Page transcription entries
■ ■ ■ ■ ■ ■ ■
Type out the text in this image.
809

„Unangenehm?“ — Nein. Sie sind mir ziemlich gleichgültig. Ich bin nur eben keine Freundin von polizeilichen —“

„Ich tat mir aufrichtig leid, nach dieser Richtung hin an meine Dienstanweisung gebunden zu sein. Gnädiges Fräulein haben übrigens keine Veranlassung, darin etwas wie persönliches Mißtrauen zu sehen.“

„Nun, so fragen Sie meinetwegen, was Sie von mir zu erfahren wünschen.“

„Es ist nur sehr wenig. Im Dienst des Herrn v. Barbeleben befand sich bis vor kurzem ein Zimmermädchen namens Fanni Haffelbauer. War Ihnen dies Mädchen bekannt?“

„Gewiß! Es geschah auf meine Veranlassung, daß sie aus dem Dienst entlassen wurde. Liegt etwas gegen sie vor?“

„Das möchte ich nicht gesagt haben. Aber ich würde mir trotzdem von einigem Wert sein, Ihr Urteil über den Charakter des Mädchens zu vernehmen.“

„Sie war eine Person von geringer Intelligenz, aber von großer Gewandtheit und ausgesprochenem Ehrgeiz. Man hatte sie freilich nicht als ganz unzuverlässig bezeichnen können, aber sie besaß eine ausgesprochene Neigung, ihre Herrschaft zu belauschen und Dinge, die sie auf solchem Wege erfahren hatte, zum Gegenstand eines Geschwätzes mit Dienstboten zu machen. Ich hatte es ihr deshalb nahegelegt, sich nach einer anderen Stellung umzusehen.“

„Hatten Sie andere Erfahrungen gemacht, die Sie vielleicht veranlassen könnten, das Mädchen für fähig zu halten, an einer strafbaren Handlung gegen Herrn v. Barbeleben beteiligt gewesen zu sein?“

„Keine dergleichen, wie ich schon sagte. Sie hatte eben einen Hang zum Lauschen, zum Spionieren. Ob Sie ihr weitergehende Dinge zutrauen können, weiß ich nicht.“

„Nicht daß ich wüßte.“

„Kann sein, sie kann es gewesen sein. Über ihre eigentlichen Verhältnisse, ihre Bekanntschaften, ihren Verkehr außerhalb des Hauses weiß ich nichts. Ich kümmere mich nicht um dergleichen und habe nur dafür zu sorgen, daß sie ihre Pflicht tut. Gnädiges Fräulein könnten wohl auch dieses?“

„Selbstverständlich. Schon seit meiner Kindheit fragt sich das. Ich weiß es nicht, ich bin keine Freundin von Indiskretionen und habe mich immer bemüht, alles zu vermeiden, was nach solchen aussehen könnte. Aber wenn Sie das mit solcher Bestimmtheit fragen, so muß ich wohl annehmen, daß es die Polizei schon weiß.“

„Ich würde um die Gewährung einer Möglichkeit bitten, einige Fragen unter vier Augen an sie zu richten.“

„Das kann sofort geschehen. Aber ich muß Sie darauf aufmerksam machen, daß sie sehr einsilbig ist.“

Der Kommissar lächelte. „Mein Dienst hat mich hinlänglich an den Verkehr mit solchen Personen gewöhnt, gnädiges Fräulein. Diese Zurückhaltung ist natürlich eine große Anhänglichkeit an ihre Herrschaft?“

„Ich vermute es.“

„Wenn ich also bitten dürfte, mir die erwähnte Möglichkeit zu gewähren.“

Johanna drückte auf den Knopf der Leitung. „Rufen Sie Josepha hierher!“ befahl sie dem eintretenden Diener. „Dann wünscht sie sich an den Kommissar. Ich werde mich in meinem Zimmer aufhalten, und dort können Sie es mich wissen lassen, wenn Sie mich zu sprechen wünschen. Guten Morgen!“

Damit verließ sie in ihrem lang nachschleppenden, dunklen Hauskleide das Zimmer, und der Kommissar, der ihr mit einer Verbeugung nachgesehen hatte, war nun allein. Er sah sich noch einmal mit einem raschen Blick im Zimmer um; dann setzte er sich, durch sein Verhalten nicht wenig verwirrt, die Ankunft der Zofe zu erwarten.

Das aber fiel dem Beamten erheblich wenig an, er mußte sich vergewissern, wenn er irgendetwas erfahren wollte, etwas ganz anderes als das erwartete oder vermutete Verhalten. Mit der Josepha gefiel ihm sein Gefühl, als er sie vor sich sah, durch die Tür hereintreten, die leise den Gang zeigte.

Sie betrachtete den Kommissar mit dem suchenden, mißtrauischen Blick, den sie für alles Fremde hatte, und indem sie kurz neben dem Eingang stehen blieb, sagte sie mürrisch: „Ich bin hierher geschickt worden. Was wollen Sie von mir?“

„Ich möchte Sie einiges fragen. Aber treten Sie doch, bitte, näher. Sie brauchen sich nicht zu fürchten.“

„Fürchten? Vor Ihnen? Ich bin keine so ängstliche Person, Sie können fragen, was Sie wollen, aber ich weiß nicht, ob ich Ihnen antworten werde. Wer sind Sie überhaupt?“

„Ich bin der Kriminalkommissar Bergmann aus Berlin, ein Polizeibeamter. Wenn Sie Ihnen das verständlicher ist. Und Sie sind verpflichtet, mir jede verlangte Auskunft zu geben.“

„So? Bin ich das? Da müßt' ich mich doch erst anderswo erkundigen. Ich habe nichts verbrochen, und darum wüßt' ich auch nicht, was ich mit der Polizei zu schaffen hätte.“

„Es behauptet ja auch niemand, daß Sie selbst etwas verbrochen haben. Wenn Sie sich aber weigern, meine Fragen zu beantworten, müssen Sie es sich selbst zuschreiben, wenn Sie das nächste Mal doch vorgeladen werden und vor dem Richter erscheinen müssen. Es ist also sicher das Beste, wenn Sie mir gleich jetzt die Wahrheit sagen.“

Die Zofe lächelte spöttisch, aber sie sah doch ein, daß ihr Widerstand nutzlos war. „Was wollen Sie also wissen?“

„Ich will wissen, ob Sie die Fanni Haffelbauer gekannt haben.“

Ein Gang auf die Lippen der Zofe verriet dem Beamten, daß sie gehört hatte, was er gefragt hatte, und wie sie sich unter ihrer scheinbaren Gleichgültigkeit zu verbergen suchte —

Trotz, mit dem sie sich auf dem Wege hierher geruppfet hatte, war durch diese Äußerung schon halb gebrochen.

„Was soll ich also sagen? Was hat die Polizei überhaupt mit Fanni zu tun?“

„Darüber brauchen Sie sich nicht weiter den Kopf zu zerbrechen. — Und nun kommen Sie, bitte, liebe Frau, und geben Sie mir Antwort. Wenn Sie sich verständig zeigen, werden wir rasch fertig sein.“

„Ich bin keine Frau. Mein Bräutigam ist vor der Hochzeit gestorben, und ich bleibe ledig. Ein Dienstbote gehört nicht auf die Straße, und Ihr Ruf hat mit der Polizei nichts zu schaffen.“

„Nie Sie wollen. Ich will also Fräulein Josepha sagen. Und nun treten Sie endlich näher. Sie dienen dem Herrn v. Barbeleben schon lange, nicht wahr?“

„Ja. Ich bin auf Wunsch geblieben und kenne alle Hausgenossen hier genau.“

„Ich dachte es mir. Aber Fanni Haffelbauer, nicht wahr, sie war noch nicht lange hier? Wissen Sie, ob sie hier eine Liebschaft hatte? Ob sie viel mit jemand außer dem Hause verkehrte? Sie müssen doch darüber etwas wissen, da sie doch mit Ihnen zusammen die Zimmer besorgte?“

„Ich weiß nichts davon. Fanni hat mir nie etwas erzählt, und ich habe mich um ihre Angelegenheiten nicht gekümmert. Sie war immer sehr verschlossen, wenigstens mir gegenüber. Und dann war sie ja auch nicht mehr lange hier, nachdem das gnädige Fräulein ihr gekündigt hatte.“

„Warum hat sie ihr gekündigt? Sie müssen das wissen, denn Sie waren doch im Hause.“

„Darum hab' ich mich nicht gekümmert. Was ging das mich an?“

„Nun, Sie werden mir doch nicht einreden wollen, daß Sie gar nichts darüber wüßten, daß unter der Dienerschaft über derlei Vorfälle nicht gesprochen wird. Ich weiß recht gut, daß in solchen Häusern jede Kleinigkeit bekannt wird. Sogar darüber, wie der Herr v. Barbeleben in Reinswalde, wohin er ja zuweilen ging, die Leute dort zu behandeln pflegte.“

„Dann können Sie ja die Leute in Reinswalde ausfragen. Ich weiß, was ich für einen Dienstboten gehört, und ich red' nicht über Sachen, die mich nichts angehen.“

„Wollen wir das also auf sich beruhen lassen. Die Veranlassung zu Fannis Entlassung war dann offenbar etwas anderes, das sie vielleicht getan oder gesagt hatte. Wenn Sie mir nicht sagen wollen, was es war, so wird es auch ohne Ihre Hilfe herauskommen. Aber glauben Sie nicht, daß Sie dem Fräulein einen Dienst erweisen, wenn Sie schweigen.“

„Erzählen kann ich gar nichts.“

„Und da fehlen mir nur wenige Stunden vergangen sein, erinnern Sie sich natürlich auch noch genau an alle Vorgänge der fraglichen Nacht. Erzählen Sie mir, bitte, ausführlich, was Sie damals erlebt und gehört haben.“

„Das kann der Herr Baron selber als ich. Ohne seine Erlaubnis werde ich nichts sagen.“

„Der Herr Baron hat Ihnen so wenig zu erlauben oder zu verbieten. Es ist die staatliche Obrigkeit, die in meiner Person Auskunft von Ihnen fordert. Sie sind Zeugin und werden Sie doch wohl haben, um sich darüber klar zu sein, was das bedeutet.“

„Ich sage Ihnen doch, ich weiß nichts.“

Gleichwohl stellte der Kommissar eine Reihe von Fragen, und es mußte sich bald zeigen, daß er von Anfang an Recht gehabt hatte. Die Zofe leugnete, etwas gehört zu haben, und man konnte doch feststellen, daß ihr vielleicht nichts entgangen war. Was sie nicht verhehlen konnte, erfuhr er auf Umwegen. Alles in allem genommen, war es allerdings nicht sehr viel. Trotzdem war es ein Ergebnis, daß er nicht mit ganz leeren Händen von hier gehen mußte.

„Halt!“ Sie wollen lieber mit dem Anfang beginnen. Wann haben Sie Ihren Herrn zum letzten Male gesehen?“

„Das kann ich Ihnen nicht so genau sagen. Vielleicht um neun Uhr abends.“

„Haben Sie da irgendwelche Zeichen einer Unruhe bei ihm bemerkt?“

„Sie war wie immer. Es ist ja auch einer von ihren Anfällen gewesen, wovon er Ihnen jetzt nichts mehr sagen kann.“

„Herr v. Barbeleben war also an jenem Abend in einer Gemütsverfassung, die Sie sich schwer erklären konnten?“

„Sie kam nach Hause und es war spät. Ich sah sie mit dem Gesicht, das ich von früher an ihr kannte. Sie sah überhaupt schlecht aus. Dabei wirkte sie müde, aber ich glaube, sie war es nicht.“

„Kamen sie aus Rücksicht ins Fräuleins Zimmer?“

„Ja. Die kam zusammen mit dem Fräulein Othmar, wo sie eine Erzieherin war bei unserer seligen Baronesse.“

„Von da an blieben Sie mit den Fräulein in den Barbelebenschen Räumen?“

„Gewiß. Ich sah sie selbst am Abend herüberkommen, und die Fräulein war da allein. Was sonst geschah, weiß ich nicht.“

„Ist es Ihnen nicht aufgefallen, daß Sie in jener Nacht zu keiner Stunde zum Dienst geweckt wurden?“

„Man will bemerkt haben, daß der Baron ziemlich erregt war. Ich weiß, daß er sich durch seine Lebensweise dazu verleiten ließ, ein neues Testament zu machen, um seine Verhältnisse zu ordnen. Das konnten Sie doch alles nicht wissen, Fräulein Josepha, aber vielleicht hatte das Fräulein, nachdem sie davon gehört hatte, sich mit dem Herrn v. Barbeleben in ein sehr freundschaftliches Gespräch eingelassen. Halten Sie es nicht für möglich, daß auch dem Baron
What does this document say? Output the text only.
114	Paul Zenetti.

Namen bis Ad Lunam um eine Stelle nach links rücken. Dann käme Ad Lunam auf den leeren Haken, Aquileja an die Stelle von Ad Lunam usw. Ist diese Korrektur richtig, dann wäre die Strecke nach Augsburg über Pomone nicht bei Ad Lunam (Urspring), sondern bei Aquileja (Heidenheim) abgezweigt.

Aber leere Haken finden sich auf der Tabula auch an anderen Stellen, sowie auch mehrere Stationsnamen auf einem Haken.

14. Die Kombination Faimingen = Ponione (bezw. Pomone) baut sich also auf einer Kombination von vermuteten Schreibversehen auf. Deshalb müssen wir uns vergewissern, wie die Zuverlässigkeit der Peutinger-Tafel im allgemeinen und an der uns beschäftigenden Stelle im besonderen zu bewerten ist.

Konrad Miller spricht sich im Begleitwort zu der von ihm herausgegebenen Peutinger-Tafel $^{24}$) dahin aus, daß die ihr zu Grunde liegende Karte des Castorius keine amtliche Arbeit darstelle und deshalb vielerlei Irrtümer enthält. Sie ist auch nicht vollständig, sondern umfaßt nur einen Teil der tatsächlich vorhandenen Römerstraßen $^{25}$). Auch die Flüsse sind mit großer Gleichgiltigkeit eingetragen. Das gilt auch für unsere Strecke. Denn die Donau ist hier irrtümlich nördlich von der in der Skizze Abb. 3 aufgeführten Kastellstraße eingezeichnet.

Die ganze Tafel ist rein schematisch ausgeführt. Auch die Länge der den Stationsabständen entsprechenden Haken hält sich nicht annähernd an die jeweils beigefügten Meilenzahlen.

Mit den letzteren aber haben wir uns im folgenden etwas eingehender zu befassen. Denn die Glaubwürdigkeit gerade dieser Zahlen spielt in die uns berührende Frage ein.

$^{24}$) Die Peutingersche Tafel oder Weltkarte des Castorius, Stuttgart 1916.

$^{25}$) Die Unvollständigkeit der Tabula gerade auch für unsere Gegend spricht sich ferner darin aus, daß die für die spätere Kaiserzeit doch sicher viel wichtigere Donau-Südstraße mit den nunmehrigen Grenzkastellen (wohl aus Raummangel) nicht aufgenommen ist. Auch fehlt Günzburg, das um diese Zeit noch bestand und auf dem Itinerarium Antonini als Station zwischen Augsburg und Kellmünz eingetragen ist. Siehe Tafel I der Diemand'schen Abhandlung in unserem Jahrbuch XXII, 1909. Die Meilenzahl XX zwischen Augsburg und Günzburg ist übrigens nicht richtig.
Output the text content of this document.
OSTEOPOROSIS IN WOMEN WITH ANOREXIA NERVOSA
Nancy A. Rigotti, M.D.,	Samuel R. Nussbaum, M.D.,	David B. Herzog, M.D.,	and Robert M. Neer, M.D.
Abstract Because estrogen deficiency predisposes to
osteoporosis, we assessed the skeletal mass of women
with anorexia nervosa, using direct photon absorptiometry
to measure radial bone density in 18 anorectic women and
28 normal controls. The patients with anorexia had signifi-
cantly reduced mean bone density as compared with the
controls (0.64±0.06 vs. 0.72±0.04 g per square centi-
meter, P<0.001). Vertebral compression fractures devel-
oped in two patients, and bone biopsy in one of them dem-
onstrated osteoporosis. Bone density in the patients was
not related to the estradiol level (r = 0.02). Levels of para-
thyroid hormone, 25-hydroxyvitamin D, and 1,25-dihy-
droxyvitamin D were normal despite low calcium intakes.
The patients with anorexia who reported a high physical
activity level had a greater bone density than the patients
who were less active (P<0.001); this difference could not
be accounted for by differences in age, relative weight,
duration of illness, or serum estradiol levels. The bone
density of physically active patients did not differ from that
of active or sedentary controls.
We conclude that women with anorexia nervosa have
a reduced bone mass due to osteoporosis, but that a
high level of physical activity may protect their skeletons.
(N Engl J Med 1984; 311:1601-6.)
■ ■ ■ ■ ■ ■ ■
Only lines with the word "konnten" are wanted, so copy each one from the records.

● ANSWER AREA:
„Herr v. Barbeleben war also an jenem Abend in einer Gemütsverfassung, die Sie sich schwer erklären konnten?“
„Man will bemerkt haben, daß der Baron ziemlich erregt war. Ich weiß, daß er sich durch seine Lebensweise dazu verleiten ließ, ein neues Testament zu machen, um seine Verhältnisse zu ordnen. Das konnten Sie doch alles nicht wissen, Fräulein Josepha, aber vielleicht hatte das Fräulein, nachdem sie davon gehört hatte, sich mit dem Herrn v. Barbeleben in ein sehr freundschaftliches Gespräch eingelassen. Halten Sie es nicht für möglich, daß auch dem Baron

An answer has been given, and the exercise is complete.